Given records.
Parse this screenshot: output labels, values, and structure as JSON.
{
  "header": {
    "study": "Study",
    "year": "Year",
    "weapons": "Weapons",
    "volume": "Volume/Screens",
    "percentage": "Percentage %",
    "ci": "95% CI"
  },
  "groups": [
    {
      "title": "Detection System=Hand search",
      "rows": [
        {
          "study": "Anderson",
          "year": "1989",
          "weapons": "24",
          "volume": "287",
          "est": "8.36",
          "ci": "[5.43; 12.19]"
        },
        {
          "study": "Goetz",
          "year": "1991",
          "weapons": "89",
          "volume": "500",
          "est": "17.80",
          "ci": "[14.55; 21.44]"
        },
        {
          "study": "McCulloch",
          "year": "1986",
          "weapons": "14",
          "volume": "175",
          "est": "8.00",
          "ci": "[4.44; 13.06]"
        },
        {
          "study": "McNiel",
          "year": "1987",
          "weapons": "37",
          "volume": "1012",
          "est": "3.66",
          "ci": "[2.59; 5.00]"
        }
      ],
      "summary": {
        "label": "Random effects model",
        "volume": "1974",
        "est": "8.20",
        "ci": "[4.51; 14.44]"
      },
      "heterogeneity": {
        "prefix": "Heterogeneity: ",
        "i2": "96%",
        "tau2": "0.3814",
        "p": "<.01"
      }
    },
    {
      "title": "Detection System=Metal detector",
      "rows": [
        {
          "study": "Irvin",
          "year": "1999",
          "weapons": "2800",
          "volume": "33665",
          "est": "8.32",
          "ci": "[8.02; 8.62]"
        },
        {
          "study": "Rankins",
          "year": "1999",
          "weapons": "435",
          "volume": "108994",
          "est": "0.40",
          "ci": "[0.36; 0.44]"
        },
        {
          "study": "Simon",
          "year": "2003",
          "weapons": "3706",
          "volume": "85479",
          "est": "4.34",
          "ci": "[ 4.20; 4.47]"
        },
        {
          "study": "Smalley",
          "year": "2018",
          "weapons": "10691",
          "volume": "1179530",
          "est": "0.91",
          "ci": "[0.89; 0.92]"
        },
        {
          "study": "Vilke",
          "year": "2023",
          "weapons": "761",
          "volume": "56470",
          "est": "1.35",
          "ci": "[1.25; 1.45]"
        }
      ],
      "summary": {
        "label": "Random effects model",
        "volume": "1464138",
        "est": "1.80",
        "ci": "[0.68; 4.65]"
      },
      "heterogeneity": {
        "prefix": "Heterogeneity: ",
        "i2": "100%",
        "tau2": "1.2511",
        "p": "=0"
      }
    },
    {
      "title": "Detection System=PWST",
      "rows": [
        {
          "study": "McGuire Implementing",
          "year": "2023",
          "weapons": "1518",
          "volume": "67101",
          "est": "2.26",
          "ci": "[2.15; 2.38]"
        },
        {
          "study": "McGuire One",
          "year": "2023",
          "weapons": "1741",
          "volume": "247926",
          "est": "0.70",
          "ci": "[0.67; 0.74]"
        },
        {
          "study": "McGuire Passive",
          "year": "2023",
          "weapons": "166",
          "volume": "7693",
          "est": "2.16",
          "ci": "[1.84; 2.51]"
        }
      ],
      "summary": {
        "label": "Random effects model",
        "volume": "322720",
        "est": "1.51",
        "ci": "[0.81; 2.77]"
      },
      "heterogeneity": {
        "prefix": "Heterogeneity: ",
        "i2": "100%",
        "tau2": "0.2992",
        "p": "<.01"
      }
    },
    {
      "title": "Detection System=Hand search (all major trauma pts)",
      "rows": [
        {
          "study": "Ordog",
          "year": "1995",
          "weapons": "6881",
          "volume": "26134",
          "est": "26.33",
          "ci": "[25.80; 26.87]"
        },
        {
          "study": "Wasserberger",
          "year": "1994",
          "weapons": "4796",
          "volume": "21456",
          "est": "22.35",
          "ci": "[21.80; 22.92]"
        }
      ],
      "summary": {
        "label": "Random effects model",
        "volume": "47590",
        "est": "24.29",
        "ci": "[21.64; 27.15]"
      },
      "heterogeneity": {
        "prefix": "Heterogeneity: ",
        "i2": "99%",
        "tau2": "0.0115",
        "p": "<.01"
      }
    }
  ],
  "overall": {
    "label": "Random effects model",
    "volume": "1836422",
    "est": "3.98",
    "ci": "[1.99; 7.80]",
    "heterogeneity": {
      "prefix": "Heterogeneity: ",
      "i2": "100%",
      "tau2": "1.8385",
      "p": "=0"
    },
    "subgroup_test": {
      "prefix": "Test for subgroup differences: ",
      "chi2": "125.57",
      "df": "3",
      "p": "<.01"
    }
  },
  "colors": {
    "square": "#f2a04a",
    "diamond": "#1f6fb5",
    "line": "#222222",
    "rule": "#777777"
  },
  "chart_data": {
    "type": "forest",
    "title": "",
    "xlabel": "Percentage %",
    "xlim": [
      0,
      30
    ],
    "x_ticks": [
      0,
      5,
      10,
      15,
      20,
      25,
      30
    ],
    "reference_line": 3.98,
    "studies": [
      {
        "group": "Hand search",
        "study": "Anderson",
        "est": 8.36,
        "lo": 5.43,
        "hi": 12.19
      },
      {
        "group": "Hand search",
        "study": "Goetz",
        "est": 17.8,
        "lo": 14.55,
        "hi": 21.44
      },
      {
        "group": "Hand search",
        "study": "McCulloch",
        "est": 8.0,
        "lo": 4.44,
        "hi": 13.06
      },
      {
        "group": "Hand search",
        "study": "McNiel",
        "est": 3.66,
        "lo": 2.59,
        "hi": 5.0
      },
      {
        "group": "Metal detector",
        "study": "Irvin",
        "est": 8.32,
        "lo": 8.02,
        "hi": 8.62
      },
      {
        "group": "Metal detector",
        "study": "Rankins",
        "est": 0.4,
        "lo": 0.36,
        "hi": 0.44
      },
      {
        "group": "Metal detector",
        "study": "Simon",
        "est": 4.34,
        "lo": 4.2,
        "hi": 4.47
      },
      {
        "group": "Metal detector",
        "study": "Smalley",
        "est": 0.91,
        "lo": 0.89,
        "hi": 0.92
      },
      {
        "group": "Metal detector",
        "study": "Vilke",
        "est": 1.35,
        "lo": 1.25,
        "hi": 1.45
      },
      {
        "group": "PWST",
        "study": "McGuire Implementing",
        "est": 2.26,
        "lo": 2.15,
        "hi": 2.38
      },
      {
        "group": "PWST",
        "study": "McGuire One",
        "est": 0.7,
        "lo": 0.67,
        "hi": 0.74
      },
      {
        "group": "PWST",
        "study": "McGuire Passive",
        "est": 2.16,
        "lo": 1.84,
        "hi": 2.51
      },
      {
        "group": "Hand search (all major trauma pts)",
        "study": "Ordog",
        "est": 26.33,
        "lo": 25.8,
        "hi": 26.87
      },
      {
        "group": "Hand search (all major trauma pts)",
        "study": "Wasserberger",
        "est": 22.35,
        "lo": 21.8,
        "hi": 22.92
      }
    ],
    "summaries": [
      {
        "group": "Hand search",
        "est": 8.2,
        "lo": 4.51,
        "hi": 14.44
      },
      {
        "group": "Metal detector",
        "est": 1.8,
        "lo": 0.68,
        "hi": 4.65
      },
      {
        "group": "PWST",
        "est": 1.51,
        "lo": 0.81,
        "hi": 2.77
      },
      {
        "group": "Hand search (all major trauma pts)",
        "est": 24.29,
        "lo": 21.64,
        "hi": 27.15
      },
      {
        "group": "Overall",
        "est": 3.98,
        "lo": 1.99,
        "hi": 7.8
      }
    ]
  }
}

Written problem.
Gather each line of the records holding the string "Percentage".

Full response.
    "percentage": "Percentage %",
    "xlabel": "Percentage %",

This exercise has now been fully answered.